- [Given request] Note each line that includes the word "stainless". Copy those lines.

Data records
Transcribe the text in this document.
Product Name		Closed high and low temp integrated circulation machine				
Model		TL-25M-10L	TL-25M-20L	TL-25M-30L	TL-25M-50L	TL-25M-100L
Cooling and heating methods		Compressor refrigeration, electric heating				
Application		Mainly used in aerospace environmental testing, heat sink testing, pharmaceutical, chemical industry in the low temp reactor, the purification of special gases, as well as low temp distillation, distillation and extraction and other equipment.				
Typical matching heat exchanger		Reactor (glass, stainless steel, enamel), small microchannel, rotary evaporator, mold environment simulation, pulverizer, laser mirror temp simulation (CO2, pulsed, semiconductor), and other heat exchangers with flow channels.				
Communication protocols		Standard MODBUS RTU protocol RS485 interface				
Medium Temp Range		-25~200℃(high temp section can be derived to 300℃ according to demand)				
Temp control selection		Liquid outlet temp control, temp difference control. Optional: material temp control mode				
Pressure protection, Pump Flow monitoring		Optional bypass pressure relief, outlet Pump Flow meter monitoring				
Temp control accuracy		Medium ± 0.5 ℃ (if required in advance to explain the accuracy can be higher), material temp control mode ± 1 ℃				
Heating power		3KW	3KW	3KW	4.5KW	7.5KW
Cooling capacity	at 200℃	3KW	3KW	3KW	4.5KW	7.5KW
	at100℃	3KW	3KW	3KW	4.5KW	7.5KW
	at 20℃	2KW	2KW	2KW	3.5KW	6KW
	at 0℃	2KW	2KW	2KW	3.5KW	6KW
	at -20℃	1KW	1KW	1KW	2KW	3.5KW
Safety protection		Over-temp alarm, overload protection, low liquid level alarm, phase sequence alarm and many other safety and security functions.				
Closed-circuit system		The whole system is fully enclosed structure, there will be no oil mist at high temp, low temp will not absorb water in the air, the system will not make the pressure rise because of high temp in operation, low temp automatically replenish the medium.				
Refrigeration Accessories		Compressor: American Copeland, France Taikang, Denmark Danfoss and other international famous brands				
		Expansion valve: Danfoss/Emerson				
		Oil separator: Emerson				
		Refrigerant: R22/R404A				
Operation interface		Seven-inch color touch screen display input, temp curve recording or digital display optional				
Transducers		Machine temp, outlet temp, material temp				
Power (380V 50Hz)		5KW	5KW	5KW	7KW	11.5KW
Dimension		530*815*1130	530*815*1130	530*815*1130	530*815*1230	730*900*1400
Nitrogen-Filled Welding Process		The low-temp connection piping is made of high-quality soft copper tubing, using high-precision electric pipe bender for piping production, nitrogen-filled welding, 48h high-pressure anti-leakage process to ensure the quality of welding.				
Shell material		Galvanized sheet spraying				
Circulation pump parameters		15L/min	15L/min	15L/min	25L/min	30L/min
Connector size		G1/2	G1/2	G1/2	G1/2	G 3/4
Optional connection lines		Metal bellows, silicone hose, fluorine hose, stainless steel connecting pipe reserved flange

- [Exercise response]
Typical matching heat exchanger		Reactor (glass, stainless steel, enamel), small microchannel, rotary evaporator, mold environment simulation, pulverizer, laser mirror temp simulation (CO2, pulsed, semiconductor), and other heat exchangers with flow channels.				
Optional connection lines		Metal bellows, silicone hose, fluorine hose, stainless steel connecting pipe reserved flange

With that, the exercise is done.